Objective — Copy out exactly each line from the line with "Type out the text in this image." through the last line of the material below.

The input —
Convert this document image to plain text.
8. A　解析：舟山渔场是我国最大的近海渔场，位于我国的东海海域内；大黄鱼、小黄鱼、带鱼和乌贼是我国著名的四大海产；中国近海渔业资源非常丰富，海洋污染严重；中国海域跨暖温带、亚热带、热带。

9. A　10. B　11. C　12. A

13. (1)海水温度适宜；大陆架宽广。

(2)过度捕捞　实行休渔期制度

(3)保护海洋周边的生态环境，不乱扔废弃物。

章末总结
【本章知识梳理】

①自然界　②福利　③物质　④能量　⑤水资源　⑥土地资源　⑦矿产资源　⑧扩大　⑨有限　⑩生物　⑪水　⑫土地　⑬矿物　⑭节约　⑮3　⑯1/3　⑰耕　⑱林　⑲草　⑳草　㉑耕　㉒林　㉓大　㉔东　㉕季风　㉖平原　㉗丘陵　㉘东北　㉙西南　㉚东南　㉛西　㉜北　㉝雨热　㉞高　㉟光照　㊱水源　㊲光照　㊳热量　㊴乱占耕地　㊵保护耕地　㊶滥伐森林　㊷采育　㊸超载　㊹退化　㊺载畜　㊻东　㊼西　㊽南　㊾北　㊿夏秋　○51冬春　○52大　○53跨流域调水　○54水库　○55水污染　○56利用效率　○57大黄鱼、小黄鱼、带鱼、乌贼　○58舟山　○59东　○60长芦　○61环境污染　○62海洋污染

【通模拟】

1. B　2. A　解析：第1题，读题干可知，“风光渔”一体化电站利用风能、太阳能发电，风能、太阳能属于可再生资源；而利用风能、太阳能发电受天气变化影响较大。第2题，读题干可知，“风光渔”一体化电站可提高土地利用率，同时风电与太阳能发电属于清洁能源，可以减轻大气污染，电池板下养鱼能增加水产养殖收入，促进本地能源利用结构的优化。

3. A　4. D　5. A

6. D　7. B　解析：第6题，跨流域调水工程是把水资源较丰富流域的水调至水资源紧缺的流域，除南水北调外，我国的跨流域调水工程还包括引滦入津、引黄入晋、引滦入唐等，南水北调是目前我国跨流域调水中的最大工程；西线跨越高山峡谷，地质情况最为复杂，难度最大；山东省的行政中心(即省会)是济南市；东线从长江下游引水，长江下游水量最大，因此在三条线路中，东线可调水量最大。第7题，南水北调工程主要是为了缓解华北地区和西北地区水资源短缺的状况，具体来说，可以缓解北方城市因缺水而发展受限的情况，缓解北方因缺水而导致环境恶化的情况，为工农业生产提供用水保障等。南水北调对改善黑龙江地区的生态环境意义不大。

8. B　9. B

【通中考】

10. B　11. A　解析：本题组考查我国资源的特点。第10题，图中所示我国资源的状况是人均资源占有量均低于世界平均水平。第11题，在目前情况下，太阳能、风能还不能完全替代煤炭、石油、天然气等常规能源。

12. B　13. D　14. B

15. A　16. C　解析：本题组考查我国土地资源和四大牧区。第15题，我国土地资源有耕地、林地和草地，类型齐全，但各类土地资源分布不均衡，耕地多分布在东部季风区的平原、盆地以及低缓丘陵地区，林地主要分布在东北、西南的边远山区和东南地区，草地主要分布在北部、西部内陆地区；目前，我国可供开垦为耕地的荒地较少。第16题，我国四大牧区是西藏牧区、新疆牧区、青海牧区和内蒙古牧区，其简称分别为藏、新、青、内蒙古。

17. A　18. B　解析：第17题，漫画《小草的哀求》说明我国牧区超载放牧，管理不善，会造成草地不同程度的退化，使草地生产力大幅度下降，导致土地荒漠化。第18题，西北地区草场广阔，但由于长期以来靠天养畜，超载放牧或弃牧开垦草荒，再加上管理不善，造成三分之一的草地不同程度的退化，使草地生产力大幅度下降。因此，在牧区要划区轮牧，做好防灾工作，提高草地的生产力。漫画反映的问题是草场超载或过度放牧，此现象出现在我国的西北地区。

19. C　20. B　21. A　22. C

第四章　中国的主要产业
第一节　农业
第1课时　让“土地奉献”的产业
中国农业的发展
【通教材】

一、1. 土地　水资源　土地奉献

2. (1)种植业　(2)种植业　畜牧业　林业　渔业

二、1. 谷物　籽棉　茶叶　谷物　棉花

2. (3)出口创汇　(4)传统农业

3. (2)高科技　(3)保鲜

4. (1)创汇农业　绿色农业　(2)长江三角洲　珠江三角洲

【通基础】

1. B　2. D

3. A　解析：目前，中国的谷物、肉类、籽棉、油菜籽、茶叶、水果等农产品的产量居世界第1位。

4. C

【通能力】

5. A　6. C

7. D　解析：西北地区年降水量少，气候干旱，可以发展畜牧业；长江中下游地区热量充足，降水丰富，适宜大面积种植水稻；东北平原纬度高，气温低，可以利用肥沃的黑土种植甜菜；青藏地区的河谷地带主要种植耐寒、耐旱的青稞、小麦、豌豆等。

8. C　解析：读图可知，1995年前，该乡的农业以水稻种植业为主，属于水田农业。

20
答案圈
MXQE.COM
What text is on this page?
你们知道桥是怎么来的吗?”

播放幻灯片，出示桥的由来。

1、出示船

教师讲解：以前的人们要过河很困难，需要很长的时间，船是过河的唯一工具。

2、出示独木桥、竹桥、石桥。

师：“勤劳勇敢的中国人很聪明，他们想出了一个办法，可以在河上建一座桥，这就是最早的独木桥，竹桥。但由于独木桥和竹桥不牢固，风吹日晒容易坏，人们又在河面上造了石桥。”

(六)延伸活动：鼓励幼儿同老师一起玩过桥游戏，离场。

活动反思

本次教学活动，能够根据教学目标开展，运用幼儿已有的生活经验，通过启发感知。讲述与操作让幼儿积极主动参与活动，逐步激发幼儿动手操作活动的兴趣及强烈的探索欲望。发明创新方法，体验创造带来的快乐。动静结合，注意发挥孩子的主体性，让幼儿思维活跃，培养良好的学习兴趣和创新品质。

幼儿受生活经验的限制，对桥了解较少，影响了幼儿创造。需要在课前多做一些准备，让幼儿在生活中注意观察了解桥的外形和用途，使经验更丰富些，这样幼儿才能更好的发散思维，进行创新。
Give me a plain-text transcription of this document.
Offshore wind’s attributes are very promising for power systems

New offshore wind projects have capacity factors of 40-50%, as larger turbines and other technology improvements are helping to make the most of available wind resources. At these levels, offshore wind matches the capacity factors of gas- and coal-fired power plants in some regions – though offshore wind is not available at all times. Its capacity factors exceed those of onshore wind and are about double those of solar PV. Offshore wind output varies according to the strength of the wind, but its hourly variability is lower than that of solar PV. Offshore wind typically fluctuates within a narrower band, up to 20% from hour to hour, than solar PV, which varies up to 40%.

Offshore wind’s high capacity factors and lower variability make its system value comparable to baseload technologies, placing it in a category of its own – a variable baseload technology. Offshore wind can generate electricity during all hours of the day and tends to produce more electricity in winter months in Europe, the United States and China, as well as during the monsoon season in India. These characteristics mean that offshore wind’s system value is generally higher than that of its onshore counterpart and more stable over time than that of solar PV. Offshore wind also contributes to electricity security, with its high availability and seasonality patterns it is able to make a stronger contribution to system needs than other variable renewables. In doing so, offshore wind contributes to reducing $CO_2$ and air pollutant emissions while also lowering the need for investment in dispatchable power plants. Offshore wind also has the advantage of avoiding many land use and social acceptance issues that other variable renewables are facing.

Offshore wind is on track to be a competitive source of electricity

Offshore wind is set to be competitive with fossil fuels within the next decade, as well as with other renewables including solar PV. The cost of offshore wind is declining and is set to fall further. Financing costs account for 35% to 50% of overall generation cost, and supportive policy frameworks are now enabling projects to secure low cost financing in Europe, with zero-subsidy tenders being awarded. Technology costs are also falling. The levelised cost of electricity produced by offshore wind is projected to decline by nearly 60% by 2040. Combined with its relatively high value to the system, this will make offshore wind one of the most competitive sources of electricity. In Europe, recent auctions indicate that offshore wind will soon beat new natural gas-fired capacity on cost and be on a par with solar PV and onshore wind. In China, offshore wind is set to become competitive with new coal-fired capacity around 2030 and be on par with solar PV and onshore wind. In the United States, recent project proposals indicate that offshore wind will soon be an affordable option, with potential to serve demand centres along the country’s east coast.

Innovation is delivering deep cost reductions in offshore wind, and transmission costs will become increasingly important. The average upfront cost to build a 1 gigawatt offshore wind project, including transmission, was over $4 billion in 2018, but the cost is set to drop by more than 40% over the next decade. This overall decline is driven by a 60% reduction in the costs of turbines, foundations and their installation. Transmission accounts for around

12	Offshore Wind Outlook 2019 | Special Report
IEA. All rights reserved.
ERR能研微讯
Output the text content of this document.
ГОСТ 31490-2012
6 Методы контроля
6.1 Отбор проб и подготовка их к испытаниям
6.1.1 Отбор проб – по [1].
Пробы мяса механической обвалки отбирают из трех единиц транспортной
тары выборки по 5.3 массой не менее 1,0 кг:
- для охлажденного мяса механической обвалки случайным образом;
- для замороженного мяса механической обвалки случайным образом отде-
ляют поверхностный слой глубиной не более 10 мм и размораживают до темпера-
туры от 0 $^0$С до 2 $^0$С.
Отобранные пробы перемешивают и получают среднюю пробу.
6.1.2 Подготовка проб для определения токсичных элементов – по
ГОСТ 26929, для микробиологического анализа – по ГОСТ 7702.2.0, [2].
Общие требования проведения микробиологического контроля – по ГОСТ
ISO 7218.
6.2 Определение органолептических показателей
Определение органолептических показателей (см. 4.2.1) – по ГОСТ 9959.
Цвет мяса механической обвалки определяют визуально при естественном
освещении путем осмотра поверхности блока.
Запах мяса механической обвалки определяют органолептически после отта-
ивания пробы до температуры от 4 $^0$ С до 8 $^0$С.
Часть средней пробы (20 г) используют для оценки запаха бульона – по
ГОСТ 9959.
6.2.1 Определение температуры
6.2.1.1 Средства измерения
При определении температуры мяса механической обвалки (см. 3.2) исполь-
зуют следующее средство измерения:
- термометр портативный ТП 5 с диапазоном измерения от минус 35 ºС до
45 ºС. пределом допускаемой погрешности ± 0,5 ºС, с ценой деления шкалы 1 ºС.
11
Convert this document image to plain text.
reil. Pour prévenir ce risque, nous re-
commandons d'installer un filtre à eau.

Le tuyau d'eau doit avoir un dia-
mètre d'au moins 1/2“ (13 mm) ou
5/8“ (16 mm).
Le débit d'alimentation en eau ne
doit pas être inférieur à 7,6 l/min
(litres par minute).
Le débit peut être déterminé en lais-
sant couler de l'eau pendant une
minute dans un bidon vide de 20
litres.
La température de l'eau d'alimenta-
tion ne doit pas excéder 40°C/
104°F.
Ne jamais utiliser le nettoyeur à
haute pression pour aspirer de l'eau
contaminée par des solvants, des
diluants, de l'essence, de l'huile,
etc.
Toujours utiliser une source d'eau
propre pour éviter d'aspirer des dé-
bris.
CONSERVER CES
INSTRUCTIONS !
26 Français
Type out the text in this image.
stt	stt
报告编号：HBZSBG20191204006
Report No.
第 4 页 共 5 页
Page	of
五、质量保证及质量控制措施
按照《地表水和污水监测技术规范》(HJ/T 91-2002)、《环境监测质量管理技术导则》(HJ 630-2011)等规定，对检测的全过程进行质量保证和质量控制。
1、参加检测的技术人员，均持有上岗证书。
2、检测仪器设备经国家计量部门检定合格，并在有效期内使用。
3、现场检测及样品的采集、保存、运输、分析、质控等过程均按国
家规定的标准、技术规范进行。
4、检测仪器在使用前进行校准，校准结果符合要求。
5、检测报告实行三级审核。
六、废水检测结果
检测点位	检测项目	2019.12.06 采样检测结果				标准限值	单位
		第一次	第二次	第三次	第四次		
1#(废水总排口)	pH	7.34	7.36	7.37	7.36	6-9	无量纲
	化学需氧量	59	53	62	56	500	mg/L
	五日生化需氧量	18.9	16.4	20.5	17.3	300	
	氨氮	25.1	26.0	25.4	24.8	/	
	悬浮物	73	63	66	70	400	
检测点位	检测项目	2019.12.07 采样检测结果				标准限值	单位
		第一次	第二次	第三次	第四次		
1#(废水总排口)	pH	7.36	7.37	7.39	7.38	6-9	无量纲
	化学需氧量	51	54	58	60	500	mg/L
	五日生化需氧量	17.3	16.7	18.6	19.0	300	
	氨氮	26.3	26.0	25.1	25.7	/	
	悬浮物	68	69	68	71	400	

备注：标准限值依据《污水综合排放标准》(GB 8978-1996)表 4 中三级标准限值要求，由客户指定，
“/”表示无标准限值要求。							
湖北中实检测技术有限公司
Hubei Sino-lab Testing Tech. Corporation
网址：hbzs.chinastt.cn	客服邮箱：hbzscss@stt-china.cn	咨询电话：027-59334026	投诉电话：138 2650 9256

Expected answer —
Type out the text in this image.
stt	stt
报告编号：HBZSBG20191204006
Report No.
第 4 页 共 5 页
Page	of
五、质量保证及质量控制措施
按照《地表水和污水监测技术规范》(HJ/T 91-2002)、《环境监测质量管理技术导则》(HJ 630-2011)等规定，对检测的全过程进行质量保证和质量控制。
1、参加检测的技术人员，均持有上岗证书。
2、检测仪器设备经国家计量部门检定合格，并在有效期内使用。
3、现场检测及样品的采集、保存、运输、分析、质控等过程均按国
家规定的标准、技术规范进行。
4、检测仪器在使用前进行校准，校准结果符合要求。
5、检测报告实行三级审核。
六、废水检测结果
检测点位	检测项目	2019.12.06 采样检测结果				标准限值	单位
		第一次	第二次	第三次	第四次		
1#(废水总排口)	pH	7.34	7.36	7.37	7.36	6-9	无量纲
	化学需氧量	59	53	62	56	500	mg/L
	五日生化需氧量	18.9	16.4	20.5	17.3	300	
	氨氮	25.1	26.0	25.4	24.8	/	
	悬浮物	73	63	66	70	400	
检测点位	检测项目	2019.12.07 采样检测结果				标准限值	单位
		第一次	第二次	第三次	第四次		
1#(废水总排口)	pH	7.36	7.37	7.39	7.38	6-9	无量纲
	化学需氧量	51	54	58	60	500	mg/L
	五日生化需氧量	17.3	16.7	18.6	19.0	300	
	氨氮	26.3	26.0	25.1	25.7	/	
	悬浮物	68	69	68	71	400	

备注：标准限值依据《污水综合排放标准》(GB 8978-1996)表 4 中三级标准限值要求，由客户指定，
“/”表示无标准限值要求。							
湖北中实检测技术有限公司
Hubei Sino-lab Testing Tech. Corporation
网址：hbzs.chinastt.cn	客服邮箱：hbzscss@stt-china.cn	咨询电话：027-59334026	投诉电话：138 2650 9256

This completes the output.